● **What this task involves**
Pull out each line of the entries below that contains the string "column". Treat uppercase and lowercase as different.

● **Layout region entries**
>>

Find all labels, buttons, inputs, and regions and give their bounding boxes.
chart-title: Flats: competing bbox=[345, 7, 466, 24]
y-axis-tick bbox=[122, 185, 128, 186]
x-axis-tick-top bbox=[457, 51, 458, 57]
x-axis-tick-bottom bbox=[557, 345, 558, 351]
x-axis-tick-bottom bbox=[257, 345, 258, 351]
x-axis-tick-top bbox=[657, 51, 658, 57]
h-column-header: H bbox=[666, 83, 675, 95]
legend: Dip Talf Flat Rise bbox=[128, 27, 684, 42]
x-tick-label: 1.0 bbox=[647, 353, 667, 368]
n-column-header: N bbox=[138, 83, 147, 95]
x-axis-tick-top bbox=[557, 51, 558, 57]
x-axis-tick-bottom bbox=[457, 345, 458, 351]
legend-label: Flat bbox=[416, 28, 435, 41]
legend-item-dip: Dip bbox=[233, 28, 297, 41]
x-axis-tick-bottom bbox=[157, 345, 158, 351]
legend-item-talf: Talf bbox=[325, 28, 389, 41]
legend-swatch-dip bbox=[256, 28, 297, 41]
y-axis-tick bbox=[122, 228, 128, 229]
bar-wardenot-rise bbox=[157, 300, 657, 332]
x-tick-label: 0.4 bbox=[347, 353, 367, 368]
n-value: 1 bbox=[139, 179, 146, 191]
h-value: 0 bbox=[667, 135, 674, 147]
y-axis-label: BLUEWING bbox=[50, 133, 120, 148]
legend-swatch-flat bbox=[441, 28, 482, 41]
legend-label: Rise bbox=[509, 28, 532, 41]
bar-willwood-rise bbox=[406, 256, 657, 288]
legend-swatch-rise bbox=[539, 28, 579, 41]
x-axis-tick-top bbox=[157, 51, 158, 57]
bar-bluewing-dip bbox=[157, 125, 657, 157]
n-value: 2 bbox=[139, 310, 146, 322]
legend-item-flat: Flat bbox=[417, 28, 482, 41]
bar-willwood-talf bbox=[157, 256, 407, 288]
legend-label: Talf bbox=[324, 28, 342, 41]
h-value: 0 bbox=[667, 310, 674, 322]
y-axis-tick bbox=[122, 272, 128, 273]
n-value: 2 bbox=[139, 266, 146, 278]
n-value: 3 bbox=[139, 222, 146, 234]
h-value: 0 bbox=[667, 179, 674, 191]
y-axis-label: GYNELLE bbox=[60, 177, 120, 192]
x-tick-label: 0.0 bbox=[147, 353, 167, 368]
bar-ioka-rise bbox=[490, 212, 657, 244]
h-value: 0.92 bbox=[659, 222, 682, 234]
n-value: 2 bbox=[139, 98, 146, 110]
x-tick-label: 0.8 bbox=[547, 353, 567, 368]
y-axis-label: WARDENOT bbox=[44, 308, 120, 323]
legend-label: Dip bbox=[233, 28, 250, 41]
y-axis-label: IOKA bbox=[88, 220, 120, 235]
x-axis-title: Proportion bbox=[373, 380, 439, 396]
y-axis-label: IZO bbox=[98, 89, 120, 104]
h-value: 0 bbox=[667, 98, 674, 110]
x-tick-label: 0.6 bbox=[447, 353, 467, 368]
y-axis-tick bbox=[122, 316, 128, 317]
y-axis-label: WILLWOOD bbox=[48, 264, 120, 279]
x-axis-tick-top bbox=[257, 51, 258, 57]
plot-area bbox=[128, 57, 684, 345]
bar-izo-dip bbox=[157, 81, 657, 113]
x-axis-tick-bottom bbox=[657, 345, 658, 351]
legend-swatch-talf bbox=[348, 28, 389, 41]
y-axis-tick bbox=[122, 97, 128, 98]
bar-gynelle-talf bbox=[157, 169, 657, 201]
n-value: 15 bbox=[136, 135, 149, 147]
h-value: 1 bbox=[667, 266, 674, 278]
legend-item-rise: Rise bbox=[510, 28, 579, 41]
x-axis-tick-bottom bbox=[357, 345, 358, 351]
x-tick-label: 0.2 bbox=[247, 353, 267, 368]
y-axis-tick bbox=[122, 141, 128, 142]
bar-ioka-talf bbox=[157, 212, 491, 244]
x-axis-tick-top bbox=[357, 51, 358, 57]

<<

● **Output of the exercise**
h-column-header: H bbox=[666, 83, 675, 95]
n-column-header: N bbox=[138, 83, 147, 95]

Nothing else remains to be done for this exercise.